- Direction: Every line that holds "document" should be shown.

- Records from a data collection:
▽

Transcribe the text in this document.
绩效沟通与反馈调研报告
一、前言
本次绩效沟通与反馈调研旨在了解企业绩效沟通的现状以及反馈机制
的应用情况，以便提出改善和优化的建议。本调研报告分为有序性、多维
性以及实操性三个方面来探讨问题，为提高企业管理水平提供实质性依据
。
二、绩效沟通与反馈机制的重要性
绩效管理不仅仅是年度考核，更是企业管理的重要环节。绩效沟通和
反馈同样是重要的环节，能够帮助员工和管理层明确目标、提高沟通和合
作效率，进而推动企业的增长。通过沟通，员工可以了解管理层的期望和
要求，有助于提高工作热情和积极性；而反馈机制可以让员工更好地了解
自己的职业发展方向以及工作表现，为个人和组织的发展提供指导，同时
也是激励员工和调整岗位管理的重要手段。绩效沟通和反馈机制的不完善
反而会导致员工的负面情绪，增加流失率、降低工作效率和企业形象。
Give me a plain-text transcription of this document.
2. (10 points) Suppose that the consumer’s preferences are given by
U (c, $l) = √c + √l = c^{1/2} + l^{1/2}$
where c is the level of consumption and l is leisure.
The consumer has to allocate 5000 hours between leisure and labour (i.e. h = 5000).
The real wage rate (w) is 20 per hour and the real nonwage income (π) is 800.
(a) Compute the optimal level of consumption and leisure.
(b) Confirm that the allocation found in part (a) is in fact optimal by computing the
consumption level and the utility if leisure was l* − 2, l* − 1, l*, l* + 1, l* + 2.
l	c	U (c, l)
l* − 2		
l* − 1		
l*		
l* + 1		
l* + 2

△

- Answer for this exercise:
Transcribe the text in this document.
Give me a plain-text transcription of this document.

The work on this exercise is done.